To be done —
Determine how many lines in the rows below contain the string "edge", and reply with that number alone.

"""

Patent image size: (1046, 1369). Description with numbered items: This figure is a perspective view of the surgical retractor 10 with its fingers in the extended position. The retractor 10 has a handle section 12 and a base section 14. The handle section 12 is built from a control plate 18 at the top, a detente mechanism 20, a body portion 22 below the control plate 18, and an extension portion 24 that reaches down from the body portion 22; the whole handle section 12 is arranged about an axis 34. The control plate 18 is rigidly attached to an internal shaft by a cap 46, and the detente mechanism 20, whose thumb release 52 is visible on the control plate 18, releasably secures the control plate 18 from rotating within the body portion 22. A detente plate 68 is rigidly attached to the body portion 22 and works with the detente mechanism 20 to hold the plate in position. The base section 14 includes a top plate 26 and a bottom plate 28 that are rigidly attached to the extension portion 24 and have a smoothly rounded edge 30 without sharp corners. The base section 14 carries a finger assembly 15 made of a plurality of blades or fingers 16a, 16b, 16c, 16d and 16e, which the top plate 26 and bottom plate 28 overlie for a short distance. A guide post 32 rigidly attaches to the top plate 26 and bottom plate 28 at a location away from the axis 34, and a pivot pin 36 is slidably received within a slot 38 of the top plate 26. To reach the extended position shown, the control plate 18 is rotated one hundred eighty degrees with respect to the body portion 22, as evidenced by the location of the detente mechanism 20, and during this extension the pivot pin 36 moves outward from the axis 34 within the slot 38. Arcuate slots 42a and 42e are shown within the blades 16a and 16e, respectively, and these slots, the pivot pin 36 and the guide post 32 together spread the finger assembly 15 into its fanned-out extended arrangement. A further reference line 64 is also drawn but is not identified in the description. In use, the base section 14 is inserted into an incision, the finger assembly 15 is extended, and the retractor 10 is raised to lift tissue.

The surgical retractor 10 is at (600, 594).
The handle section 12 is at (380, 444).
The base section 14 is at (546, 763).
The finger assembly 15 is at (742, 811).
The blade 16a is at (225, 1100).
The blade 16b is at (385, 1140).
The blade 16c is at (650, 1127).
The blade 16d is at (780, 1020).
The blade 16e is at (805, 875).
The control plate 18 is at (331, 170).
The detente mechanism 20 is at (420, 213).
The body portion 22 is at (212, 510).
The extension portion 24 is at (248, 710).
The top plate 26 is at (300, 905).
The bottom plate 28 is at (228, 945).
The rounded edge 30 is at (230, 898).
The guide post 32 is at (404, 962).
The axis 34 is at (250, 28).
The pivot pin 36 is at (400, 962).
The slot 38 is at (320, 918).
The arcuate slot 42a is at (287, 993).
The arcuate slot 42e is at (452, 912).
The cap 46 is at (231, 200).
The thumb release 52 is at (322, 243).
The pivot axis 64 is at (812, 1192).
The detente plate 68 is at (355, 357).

"""

Answer —
2